#### [To be done]
Pictures do not belong in the copy; quote every entry below exactly.

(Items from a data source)
** start **

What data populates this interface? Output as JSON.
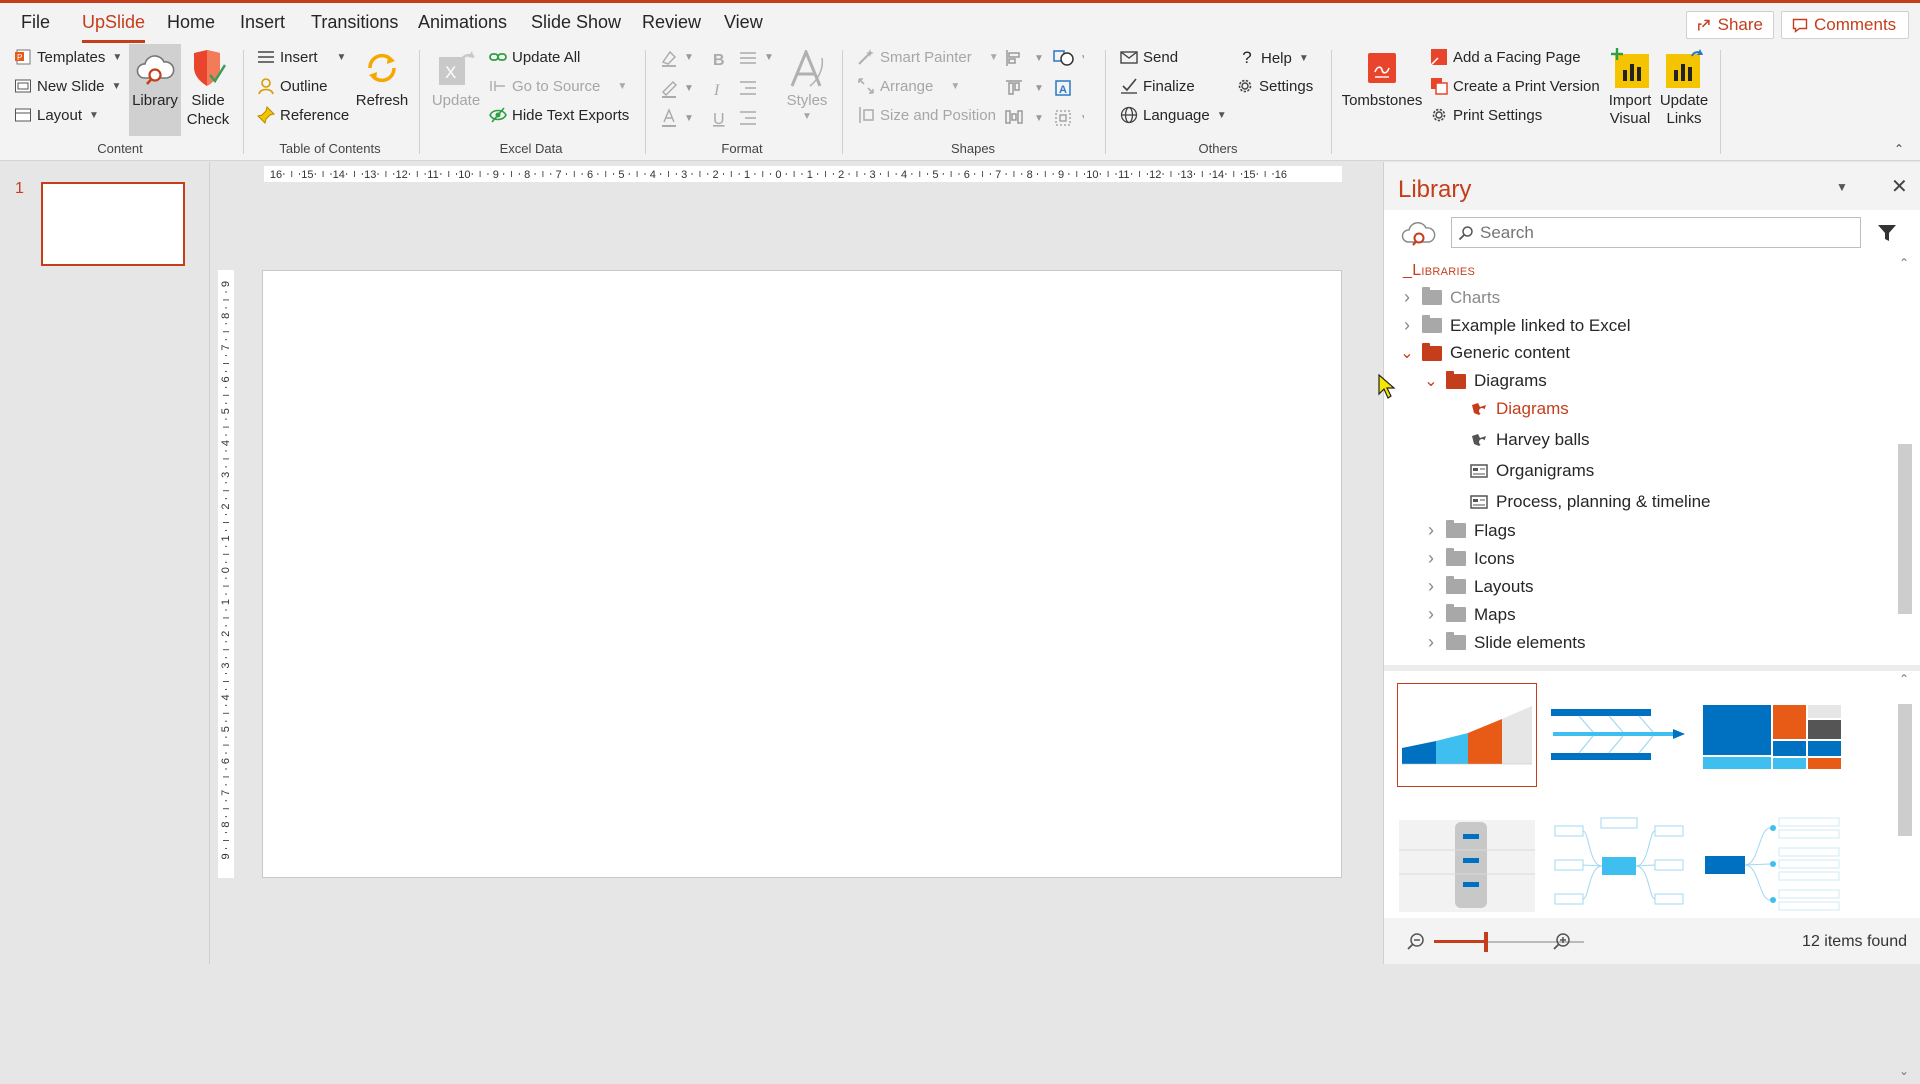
{
  "menu": {
    "items": [
      "File",
      "UpSlide",
      "Home",
      "Insert",
      "Transitions",
      "Animations",
      "Slide Show",
      "Review",
      "View"
    ],
    "active": "UpSlide",
    "share_label": "Share",
    "comments_label": "Comments"
  },
  "ribbon": {
    "content": {
      "templates": "Templates",
      "new_slide": "New Slide",
      "layout": "Layout",
      "library": "Library",
      "slide_check_1": "Slide",
      "slide_check_2": "Check",
      "group_label": "Content"
    },
    "toc": {
      "insert": "Insert",
      "outline": "Outline",
      "reference": "Reference",
      "refresh": "Refresh",
      "group_label": "Table of Contents"
    },
    "excel": {
      "update": "Update",
      "update_all": "Update All",
      "go_to_source": "Go to Source",
      "hide_text_exports": "Hide Text Exports",
      "group_label": "Excel Data"
    },
    "format": {
      "styles": "Styles",
      "group_label": "Format"
    },
    "shapes": {
      "smart_painter": "Smart Painter",
      "arrange": "Arrange",
      "size_position": "Size and Position",
      "group_label": "Shapes"
    },
    "others": {
      "send": "Send",
      "finalize": "Finalize",
      "language": "Language",
      "help": "Help",
      "settings": "Settings",
      "group_label": "Others"
    },
    "extra": {
      "tombstones": "Tombstones",
      "add_facing_page": "Add a Facing Page",
      "create_print_version": "Create a Print Version",
      "print_settings": "Print Settings",
      "import_visual_1": "Import",
      "import_visual_2": "Visual",
      "update_links_1": "Update",
      "update_links_2": "Links"
    }
  },
  "thumbnails": {
    "slide_number": "1"
  },
  "ruler": {
    "h_ticks": [
      "16",
      "15",
      "14",
      "13",
      "12",
      "11",
      "10",
      "9",
      "8",
      "7",
      "6",
      "5",
      "4",
      "3",
      "2",
      "1",
      "0",
      "1",
      "2",
      "3",
      "4",
      "5",
      "6",
      "7",
      "8",
      "9",
      "10",
      "11",
      "12",
      "13",
      "14",
      "15",
      "16"
    ],
    "v_ticks": [
      "9",
      "8",
      "7",
      "6",
      "5",
      "4",
      "3",
      "2",
      "1",
      "0",
      "1",
      "2",
      "3",
      "4",
      "5",
      "6",
      "7",
      "8",
      "9"
    ]
  },
  "library": {
    "title": "Library",
    "search_placeholder": "Search",
    "section": "_Libraries",
    "tree": [
      {
        "label": "Charts",
        "level": 0,
        "type": "folder",
        "state": "collapsed",
        "dim": true
      },
      {
        "label": "Example linked to Excel",
        "level": 0,
        "type": "folder",
        "state": "collapsed"
      },
      {
        "label": "Generic content",
        "level": 0,
        "type": "folder",
        "state": "expanded"
      },
      {
        "label": "Diagrams",
        "level": 1,
        "type": "folder",
        "state": "expanded"
      },
      {
        "label": "Diagrams",
        "level": 2,
        "type": "item",
        "selected": true
      },
      {
        "label": "Harvey balls",
        "level": 2,
        "type": "item"
      },
      {
        "label": "Organigrams",
        "level": 2,
        "type": "item"
      },
      {
        "label": "Process, planning & timeline",
        "level": 2,
        "type": "item"
      },
      {
        "label": "Flags",
        "level": 1,
        "type": "folder",
        "state": "collapsed"
      },
      {
        "label": "Icons",
        "level": 1,
        "type": "folder",
        "state": "collapsed"
      },
      {
        "label": "Layouts",
        "level": 1,
        "type": "folder",
        "state": "collapsed"
      },
      {
        "label": "Maps",
        "level": 1,
        "type": "folder",
        "state": "collapsed"
      },
      {
        "label": "Slide elements",
        "level": 1,
        "type": "folder",
        "state": "collapsed"
      }
    ],
    "items_found": "12 items found"
  },
  "colors": {
    "accent": "#c43e1c",
    "blue": "#0070c0",
    "light_blue": "#3fbff0",
    "orange": "#e85b17",
    "yellow": "#f5c400"
  }
}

** end **

#### [Answer to this exercise]
What data populates this interface? Output as JSON.
{
  "menu": {
    "items": [
      "File",
      "UpSlide",
      "Home",
      "Insert",
      "Transitions",
      "Animations",
      "Slide Show",
      "Review",
      "View"
    ],
    "active": "UpSlide",
    "share_label": "Share",
    "comments_label": "Comments"
  },
  "ribbon": {
    "content": {
      "templates": "Templates",
      "new_slide": "New Slide",
      "layout": "Layout",
      "library": "Library",
      "slide_check_1": "Slide",
      "slide_check_2": "Check",
      "group_label": "Content"
    },
    "toc": {
      "insert": "Insert",
      "outline": "Outline",
      "reference": "Reference",
      "refresh": "Refresh",
      "group_label": "Table of Contents"
    },
    "excel": {
      "update": "Update",
      "update_all": "Update All",
      "go_to_source": "Go to Source",
      "hide_text_exports": "Hide Text Exports",
      "group_label": "Excel Data"
    },
    "format": {
      "styles": "Styles",
      "group_label": "Format"
    },
    "shapes": {
      "smart_painter": "Smart Painter",
      "arrange": "Arrange",
      "size_position": "Size and Position",
      "group_label": "Shapes"
    },
    "others": {
      "send": "Send",
      "finalize": "Finalize",
      "language": "Language",
      "help": "Help",
      "settings": "Settings",
      "group_label": "Others"
    },
    "extra": {
      "tombstones": "Tombstones",
      "add_facing_page": "Add a Facing Page",
      "create_print_version": "Create a Print Version",
      "print_settings": "Print Settings",
      "import_visual_1": "Import",
      "import_visual_2": "Visual",
      "update_links_1": "Update",
      "update_links_2": "Links"
    }
  },
  "thumbnails": {
    "slide_number": "1"
  },
  "ruler": {
    "h_ticks": [
      "16",
      "15",
      "14",
      "13",
      "12",
      "11",
      "10",
      "9",
      "8",
      "7",
      "6",
      "5",
      "4",
      "3",
      "2",
      "1",
      "0",
      "1",
      "2",
      "3",
      "4",
      "5",
      "6",
      "7",
      "8",
      "9",
      "10",
      "11",
      "12",
      "13",
      "14",
      "15",
      "16"
    ],
    "v_ticks": [
      "9",
      "8",
      "7",
      "6",
      "5",
      "4",
      "3",
      "2",
      "1",
      "0",
      "1",
      "2",
      "3",
      "4",
      "5",
      "6",
      "7",
      "8",
      "9"
    ]
  },
  "library": {
    "title": "Library",
    "search_placeholder": "Search",
    "section": "_Libraries",
    "tree": [
      {
        "label": "Charts",
        "level": 0,
        "type": "folder",
        "state": "collapsed",
        "dim": true
      },
      {
        "label": "Example linked to Excel",
        "level": 0,
        "type": "folder",
        "state": "collapsed"
      },
      {
        "label": "Generic content",
        "level": 0,
        "type": "folder",
        "state": "expanded"
      },
      {
        "label": "Diagrams",
        "level": 1,
        "type": "folder",
        "state": "expanded"
      },
      {
        "label": "Diagrams",
        "level": 2,
        "type": "item",
        "selected": true
      },
      {
        "label": "Harvey balls",
        "level": 2,
        "type": "item"
      },
      {
        "label": "Organigrams",
        "level": 2,
        "type": "item"
      },
      {
        "label": "Process, planning & timeline",
        "level": 2,
        "type": "item"
      },
      {
        "label": "Flags",
        "level": 1,
        "type": "folder",
        "state": "collapsed"
      },
      {
        "label": "Icons",
        "level": 1,
        "type": "folder",
        "state": "collapsed"
      },
      {
        "label": "Layouts",
        "level": 1,
        "type": "folder",
        "state": "collapsed"
      },
      {
        "label": "Maps",
        "level": 1,
        "type": "folder",
        "state": "collapsed"
      },
      {
        "label": "Slide elements",
        "level": 1,
        "type": "folder",
        "state": "collapsed"
      }
    ],
    "items_found": "12 items found"
  },
  "colors": {
    "accent": "#c43e1c",
    "blue": "#0070c0",
    "light_blue": "#3fbff0",
    "orange": "#e85b17",
    "yellow": "#f5c400"
  }
}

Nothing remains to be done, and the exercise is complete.